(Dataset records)
:::::
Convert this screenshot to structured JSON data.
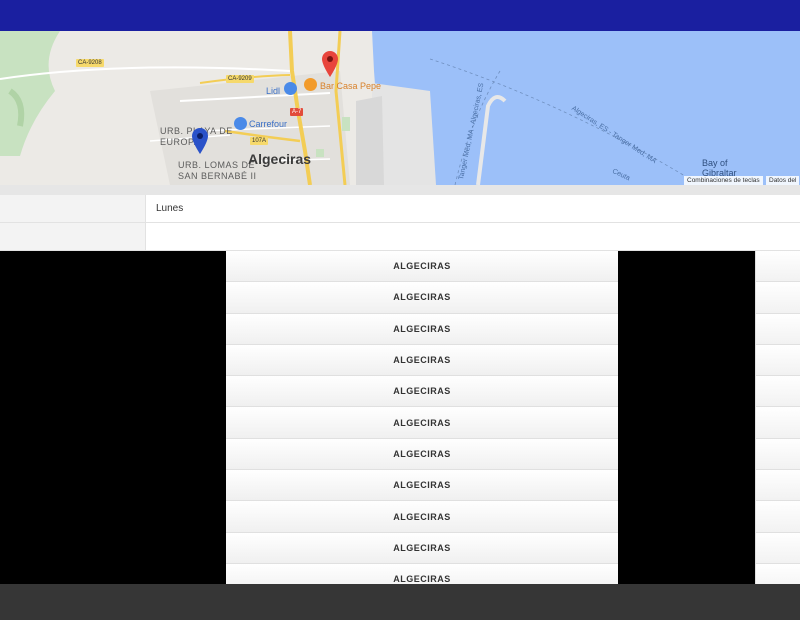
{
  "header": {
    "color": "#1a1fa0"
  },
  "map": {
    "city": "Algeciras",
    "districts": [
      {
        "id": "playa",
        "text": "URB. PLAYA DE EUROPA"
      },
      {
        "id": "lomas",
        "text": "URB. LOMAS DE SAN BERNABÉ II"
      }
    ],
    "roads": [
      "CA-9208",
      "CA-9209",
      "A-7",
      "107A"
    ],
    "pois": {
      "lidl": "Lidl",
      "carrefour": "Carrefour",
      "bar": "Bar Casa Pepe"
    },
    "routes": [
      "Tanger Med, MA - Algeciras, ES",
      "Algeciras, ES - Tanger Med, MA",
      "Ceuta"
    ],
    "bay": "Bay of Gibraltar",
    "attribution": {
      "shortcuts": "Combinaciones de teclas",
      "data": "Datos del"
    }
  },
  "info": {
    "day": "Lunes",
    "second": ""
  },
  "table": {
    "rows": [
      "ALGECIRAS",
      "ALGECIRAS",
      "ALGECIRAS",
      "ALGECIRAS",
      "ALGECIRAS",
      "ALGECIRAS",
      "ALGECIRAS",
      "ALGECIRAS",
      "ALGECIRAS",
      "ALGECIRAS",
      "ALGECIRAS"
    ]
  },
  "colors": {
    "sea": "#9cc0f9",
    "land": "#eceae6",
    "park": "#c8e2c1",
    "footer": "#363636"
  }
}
:::::
**BRIEF**.
Copy the records exactly. Skip the pictures.

**EXPECTED ANSWER**.
Convert this screenshot to structured JSON data.
{
  "header": {
    "color": "#1a1fa0"
  },
  "map": {
    "city": "Algeciras",
    "districts": [
      {
        "id": "playa",
        "text": "URB. PLAYA DE EUROPA"
      },
      {
        "id": "lomas",
        "text": "URB. LOMAS DE SAN BERNABÉ II"
      }
    ],
    "roads": [
      "CA-9208",
      "CA-9209",
      "A-7",
      "107A"
    ],
    "pois": {
      "lidl": "Lidl",
      "carrefour": "Carrefour",
      "bar": "Bar Casa Pepe"
    },
    "routes": [
      "Tanger Med, MA - Algeciras, ES",
      "Algeciras, ES - Tanger Med, MA",
      "Ceuta"
    ],
    "bay": "Bay of Gibraltar",
    "attribution": {
      "shortcuts": "Combinaciones de teclas",
      "data": "Datos del"
    }
  },
  "info": {
    "day": "Lunes",
    "second": ""
  },
  "table": {
    "rows": [
      "ALGECIRAS",
      "ALGECIRAS",
      "ALGECIRAS",
      "ALGECIRAS",
      "ALGECIRAS",
      "ALGECIRAS",
      "ALGECIRAS",
      "ALGECIRAS",
      "ALGECIRAS",
      "ALGECIRAS",
      "ALGECIRAS"
    ]
  },
  "colors": {
    "sea": "#9cc0f9",
    "land": "#eceae6",
    "park": "#c8e2c1",
    "footer": "#363636"
  }
}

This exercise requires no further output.